-- Start of Task inputs --

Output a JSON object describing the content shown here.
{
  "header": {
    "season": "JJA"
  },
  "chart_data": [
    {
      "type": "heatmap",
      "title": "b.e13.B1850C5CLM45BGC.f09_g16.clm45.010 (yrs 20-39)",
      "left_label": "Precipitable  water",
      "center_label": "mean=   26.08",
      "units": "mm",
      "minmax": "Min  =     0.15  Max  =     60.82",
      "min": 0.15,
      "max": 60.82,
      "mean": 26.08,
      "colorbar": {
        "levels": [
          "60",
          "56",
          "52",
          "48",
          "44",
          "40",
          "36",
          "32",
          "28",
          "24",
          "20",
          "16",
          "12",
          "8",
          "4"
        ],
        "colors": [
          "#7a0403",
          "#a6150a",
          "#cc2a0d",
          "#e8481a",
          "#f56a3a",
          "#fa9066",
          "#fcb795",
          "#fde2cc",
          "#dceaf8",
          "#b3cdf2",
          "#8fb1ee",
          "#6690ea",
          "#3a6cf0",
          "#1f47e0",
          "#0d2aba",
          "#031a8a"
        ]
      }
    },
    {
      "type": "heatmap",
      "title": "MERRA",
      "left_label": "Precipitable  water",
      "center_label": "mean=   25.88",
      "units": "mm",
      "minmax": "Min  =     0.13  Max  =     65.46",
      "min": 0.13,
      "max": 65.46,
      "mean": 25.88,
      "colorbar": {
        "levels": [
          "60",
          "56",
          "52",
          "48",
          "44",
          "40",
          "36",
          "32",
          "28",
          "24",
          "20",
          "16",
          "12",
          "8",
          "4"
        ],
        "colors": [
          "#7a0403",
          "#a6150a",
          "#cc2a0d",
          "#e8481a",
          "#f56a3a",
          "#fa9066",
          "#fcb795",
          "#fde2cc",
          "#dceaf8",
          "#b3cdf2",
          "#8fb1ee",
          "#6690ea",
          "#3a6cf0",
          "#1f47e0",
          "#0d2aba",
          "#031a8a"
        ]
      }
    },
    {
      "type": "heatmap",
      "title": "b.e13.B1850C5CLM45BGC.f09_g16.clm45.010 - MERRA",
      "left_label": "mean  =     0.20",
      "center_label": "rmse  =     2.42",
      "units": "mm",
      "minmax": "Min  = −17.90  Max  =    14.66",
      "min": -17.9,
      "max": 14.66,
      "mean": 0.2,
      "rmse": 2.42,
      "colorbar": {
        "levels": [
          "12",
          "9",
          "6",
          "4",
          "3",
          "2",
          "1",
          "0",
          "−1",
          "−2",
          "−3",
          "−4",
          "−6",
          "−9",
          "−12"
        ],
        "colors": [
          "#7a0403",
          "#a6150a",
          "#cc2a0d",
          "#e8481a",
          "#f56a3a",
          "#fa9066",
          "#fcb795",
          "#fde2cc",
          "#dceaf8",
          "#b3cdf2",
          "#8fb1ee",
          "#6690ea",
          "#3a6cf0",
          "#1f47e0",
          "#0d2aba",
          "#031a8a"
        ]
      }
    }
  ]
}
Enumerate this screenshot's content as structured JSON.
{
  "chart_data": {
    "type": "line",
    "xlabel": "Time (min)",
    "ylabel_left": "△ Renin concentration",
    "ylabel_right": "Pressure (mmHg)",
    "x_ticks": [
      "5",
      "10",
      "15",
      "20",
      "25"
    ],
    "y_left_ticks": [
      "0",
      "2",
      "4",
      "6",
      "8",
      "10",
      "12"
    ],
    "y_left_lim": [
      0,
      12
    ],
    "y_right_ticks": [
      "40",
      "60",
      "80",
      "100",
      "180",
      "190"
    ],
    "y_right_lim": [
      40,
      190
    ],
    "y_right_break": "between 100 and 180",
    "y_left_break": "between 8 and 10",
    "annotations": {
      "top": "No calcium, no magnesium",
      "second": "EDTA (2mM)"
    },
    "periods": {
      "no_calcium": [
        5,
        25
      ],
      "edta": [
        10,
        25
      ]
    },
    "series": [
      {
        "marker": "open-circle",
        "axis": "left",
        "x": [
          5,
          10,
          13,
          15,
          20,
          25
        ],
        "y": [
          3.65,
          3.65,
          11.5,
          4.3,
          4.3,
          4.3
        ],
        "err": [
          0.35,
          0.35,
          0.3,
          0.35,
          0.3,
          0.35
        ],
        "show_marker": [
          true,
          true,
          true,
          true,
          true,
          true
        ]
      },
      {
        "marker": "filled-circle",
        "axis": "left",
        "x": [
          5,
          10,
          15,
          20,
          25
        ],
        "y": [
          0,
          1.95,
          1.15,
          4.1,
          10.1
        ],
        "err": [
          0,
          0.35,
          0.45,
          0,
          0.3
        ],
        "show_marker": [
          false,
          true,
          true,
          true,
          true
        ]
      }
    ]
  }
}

-- End of Task inputs --

What you have to do
Where a line above includes "MERRA", copy that line.

Reply
      "title": "MERRA",
      "title": "b.e13.B1850C5CLM45BGC.f09_g16.clm45.010 - MERRA",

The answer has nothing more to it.